- _Exercise directions_
Find each line with the word "грузоподъемность" and copy it.

- _Supplied records_
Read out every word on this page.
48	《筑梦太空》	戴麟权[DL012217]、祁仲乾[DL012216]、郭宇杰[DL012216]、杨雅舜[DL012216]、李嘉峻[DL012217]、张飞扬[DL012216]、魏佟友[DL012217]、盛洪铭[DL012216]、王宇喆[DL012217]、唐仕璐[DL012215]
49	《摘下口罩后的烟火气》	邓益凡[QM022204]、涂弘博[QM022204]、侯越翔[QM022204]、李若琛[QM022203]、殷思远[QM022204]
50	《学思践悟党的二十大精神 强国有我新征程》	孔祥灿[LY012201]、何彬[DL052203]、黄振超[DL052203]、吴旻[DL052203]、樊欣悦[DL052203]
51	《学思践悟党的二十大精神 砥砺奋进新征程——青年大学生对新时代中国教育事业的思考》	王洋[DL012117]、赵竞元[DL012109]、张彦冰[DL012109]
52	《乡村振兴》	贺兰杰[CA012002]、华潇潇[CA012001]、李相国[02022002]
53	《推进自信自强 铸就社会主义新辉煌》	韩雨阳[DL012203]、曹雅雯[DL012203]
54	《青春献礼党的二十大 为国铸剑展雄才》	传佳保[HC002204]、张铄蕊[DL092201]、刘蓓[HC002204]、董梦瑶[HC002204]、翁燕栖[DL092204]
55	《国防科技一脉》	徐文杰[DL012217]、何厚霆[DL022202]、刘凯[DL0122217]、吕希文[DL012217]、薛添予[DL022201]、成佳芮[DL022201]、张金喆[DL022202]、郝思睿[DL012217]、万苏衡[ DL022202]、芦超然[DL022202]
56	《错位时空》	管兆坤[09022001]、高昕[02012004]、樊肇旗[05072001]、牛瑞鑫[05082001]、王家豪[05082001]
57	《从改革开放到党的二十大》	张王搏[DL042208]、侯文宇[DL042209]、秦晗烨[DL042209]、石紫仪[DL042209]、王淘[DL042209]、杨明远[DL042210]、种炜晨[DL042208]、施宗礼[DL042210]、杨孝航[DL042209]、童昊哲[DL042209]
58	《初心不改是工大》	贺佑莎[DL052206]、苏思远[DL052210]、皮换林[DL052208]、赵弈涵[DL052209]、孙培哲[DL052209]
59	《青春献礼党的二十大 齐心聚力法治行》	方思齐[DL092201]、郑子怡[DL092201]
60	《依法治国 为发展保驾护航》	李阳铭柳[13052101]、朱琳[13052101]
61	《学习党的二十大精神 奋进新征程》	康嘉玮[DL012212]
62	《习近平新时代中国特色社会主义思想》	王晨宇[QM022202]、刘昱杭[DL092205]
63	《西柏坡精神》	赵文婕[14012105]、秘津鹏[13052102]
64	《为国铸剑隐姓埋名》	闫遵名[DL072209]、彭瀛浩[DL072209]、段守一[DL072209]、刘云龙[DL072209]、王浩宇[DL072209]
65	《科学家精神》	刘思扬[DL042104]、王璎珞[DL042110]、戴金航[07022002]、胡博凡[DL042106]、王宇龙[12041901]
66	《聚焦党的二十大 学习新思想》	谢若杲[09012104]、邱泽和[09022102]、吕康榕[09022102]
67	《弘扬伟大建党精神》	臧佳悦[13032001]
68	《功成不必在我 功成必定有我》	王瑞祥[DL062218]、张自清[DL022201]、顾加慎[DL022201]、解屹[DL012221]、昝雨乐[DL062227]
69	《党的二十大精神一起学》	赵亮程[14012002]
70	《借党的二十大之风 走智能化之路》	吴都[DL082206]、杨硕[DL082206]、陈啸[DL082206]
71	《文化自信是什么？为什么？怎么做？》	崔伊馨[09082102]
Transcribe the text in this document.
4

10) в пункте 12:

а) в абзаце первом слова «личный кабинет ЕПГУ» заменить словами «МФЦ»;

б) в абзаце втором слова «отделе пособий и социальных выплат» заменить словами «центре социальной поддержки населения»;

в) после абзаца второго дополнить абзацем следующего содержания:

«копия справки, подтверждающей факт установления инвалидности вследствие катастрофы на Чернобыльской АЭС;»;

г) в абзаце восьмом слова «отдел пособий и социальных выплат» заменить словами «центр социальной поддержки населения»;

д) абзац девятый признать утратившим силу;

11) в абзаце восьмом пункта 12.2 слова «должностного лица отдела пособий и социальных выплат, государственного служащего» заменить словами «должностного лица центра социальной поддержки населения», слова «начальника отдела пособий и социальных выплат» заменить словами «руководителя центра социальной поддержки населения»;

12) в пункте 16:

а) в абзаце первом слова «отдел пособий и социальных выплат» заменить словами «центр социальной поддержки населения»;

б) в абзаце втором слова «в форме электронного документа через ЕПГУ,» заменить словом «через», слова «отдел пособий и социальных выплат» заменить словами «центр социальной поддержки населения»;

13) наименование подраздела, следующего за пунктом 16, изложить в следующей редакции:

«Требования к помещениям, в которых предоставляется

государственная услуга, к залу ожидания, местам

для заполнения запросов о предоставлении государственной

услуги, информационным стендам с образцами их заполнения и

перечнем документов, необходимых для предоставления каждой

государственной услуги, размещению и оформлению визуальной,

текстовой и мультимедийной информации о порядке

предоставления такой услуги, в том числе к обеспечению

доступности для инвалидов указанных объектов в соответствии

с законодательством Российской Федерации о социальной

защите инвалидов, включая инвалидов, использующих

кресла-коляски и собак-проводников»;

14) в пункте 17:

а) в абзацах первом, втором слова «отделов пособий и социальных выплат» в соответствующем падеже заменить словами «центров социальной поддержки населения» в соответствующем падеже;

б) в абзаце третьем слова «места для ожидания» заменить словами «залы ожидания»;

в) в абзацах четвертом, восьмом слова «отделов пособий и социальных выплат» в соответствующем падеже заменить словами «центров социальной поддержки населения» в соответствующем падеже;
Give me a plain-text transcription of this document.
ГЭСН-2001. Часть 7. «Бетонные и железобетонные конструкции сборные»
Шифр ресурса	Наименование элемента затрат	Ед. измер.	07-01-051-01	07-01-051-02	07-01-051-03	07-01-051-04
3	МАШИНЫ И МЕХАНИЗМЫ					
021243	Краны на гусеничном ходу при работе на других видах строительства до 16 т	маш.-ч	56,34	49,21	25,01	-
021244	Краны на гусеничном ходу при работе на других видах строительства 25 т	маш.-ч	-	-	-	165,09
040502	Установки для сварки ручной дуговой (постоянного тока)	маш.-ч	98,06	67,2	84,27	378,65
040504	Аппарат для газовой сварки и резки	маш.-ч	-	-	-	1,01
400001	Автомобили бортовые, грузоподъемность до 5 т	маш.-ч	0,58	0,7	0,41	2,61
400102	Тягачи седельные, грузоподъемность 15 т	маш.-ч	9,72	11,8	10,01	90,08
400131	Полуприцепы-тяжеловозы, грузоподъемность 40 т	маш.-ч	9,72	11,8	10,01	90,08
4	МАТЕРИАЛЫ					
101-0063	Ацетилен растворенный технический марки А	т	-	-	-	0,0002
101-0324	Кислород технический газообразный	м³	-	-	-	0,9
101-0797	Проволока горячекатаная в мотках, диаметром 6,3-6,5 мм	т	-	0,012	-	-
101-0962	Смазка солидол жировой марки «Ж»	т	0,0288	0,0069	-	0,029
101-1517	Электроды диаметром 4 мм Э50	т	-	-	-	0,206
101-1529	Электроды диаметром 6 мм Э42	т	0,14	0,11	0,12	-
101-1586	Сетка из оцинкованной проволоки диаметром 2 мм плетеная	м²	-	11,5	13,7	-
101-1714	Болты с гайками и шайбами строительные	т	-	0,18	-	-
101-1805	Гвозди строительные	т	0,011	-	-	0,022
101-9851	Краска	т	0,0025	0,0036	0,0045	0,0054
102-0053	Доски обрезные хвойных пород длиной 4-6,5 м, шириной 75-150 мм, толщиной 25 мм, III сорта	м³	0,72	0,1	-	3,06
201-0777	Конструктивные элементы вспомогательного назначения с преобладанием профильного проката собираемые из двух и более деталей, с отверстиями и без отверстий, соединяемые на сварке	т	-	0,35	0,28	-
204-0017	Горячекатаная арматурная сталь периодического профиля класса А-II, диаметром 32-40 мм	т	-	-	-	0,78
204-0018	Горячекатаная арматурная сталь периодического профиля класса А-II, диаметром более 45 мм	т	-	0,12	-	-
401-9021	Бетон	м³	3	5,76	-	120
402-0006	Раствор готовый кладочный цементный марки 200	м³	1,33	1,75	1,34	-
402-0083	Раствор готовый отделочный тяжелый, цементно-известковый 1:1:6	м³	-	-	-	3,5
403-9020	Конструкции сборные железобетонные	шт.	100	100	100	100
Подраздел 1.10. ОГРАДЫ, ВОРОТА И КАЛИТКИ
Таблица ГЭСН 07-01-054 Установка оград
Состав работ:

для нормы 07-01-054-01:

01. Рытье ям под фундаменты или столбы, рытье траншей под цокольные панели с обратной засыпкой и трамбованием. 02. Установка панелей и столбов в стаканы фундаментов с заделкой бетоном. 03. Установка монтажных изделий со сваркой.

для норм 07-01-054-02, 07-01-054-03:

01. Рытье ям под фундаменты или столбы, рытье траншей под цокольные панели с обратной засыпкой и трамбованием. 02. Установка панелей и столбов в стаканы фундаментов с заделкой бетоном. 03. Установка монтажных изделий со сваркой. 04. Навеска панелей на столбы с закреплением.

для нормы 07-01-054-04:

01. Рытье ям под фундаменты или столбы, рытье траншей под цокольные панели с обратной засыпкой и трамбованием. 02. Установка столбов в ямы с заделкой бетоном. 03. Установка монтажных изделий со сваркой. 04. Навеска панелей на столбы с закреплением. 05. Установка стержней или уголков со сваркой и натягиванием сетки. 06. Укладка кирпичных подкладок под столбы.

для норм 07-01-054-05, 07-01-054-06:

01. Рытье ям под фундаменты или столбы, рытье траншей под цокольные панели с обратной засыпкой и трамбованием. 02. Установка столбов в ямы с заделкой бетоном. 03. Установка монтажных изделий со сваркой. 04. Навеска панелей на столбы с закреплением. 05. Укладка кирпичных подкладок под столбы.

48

- _Solved problem_
400001	Автомобили бортовые, грузоподъемность до 5 т	маш.-ч	0,58	0,7	0,41	2,61
400102	Тягачи седельные, грузоподъемность 15 т	маш.-ч	9,72	11,8	10,01	90,08
400131	Полуприцепы-тяжеловозы, грузоподъемность 40 т	маш.-ч	9,72	11,8	10,01	90,08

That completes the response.